DATASET ROWS:
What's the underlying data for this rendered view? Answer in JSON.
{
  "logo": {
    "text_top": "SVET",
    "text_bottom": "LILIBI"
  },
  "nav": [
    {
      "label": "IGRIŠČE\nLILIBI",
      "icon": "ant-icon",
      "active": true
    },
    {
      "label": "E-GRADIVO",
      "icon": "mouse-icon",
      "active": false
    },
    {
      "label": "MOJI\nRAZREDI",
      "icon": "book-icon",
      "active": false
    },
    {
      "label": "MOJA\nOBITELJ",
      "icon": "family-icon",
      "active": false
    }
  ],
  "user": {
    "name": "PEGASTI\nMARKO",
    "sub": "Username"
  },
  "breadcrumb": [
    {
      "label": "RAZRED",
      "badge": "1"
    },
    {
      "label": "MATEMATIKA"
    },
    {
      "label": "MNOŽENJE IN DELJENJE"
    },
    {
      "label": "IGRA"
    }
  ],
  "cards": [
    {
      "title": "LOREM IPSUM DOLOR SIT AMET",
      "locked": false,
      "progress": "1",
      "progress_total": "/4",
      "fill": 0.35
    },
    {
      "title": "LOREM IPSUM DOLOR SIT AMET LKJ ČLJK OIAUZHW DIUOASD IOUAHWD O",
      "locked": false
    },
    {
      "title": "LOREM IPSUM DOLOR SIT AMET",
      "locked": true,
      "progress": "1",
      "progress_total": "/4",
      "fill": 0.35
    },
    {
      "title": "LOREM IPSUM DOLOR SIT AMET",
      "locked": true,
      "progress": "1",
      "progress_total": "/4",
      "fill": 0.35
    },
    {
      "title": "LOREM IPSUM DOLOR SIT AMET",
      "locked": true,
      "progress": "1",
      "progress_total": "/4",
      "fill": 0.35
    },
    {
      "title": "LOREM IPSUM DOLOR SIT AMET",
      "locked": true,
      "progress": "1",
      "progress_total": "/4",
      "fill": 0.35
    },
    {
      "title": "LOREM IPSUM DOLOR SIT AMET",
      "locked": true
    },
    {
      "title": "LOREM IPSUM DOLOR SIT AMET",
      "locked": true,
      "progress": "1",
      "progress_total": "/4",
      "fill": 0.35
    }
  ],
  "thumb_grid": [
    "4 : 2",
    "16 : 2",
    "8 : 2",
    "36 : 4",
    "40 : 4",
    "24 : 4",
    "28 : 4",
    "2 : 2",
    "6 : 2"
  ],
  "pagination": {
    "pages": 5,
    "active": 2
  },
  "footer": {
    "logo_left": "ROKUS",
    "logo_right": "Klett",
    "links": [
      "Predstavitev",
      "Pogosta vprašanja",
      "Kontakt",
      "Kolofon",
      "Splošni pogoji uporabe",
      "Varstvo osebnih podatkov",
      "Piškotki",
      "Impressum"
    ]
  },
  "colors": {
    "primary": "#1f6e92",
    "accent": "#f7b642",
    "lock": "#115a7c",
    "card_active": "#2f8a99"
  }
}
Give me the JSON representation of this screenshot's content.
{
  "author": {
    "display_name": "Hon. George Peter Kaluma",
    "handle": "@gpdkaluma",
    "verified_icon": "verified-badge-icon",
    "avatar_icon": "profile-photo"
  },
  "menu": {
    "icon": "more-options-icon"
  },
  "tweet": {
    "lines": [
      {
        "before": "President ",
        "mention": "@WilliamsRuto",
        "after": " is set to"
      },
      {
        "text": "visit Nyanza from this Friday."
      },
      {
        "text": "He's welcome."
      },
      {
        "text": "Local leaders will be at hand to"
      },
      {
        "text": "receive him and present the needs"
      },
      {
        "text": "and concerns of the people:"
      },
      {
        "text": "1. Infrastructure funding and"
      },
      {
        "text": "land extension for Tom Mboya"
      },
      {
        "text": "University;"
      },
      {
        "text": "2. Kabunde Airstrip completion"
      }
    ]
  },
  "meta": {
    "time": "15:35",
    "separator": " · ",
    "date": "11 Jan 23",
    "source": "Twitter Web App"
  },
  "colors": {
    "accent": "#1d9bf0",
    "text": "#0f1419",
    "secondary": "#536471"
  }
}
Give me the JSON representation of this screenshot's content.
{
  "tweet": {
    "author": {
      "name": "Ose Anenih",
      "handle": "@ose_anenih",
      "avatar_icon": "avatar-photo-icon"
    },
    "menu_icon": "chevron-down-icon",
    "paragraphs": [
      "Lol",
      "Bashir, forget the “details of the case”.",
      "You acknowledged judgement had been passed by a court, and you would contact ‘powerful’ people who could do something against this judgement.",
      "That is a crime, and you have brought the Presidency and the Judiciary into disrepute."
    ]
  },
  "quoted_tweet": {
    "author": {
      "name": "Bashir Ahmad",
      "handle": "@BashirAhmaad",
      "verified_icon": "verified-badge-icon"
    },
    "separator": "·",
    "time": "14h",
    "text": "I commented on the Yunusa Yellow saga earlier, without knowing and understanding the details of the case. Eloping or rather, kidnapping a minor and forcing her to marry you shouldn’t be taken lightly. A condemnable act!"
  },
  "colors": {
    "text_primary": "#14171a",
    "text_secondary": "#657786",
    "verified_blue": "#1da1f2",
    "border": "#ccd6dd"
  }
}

GOAL: Print the records once more, exactly as they were given.

OUTPUT FOR THIS EXERCISE:
What's the underlying data for this rendered view? Answer in JSON.
{
  "logo": {
    "text_top": "SVET",
    "text_bottom": "LILIBI"
  },
  "nav": [
    {
      "label": "IGRIŠČE\nLILIBI",
      "icon": "ant-icon",
      "active": true
    },
    {
      "label": "E-GRADIVO",
      "icon": "mouse-icon",
      "active": false
    },
    {
      "label": "MOJI\nRAZREDI",
      "icon": "book-icon",
      "active": false
    },
    {
      "label": "MOJA\nOBITELJ",
      "icon": "family-icon",
      "active": false
    }
  ],
  "user": {
    "name": "PEGASTI\nMARKO",
    "sub": "Username"
  },
  "breadcrumb": [
    {
      "label": "RAZRED",
      "badge": "1"
    },
    {
      "label": "MATEMATIKA"
    },
    {
      "label": "MNOŽENJE IN DELJENJE"
    },
    {
      "label": "IGRA"
    }
  ],
  "cards": [
    {
      "title": "LOREM IPSUM DOLOR SIT AMET",
      "locked": false,
      "progress": "1",
      "progress_total": "/4",
      "fill": 0.35
    },
    {
      "title": "LOREM IPSUM DOLOR SIT AMET LKJ ČLJK OIAUZHW DIUOASD IOUAHWD O",
      "locked": false
    },
    {
      "title": "LOREM IPSUM DOLOR SIT AMET",
      "locked": true,
      "progress": "1",
      "progress_total": "/4",
      "fill": 0.35
    },
    {
      "title": "LOREM IPSUM DOLOR SIT AMET",
      "locked": true,
      "progress": "1",
      "progress_total": "/4",
      "fill": 0.35
    },
    {
      "title": "LOREM IPSUM DOLOR SIT AMET",
      "locked": true,
      "progress": "1",
      "progress_total": "/4",
      "fill": 0.35
    },
    {
      "title": "LOREM IPSUM DOLOR SIT AMET",
      "locked": true,
      "progress": "1",
      "progress_total": "/4",
      "fill": 0.35
    },
    {
      "title": "LOREM IPSUM DOLOR SIT AMET",
      "locked": true
    },
    {
      "title": "LOREM IPSUM DOLOR SIT AMET",
      "locked": true,
      "progress": "1",
      "progress_total": "/4",
      "fill": 0.35
    }
  ],
  "thumb_grid": [
    "4 : 2",
    "16 : 2",
    "8 : 2",
    "36 : 4",
    "40 : 4",
    "24 : 4",
    "28 : 4",
    "2 : 2",
    "6 : 2"
  ],
  "pagination": {
    "pages": 5,
    "active": 2
  },
  "footer": {
    "logo_left": "ROKUS",
    "logo_right": "Klett",
    "links": [
      "Predstavitev",
      "Pogosta vprašanja",
      "Kontakt",
      "Kolofon",
      "Splošni pogoji uporabe",
      "Varstvo osebnih podatkov",
      "Piškotki",
      "Impressum"
    ]
  },
  "colors": {
    "primary": "#1f6e92",
    "accent": "#f7b642",
    "lock": "#115a7c",
    "card_active": "#2f8a99"
  }
}
Give me the JSON representation of this screenshot's content.
{
  "author": {
    "display_name": "Hon. George Peter Kaluma",
    "handle": "@gpdkaluma",
    "verified_icon": "verified-badge-icon",
    "avatar_icon": "profile-photo"
  },
  "menu": {
    "icon": "more-options-icon"
  },
  "tweet": {
    "lines": [
      {
        "before": "President ",
        "mention": "@WilliamsRuto",
        "after": " is set to"
      },
      {
        "text": "visit Nyanza from this Friday."
      },
      {
        "text": "He's welcome."
      },
      {
        "text": "Local leaders will be at hand to"
      },
      {
        "text": "receive him and present the needs"
      },
      {
        "text": "and concerns of the people:"
      },
      {
        "text": "1. Infrastructure funding and"
      },
      {
        "text": "land extension for Tom Mboya"
      },
      {
        "text": "University;"
      },
      {
        "text": "2. Kabunde Airstrip completion"
      }
    ]
  },
  "meta": {
    "time": "15:35",
    "separator": " · ",
    "date": "11 Jan 23",
    "source": "Twitter Web App"
  },
  "colors": {
    "accent": "#1d9bf0",
    "text": "#0f1419",
    "secondary": "#536471"
  }
}
Give me the JSON representation of this screenshot's content.
{
  "tweet": {
    "author": {
      "name": "Ose Anenih",
      "handle": "@ose_anenih",
      "avatar_icon": "avatar-photo-icon"
    },
    "menu_icon": "chevron-down-icon",
    "paragraphs": [
      "Lol",
      "Bashir, forget the “details of the case”.",
      "You acknowledged judgement had been passed by a court, and you would contact ‘powerful’ people who could do something against this judgement.",
      "That is a crime, and you have brought the Presidency and the Judiciary into disrepute."
    ]
  },
  "quoted_tweet": {
    "author": {
      "name": "Bashir Ahmad",
      "handle": "@BashirAhmaad",
      "verified_icon": "verified-badge-icon"
    },
    "separator": "·",
    "time": "14h",
    "text": "I commented on the Yunusa Yellow saga earlier, without knowing and understanding the details of the case. Eloping or rather, kidnapping a minor and forcing her to marry you shouldn’t be taken lightly. A condemnable act!"
  },
  "colors": {
    "text_primary": "#14171a",
    "text_secondary": "#657786",
    "verified_blue": "#1da1f2",
    "border": "#ccd6dd"
  }
}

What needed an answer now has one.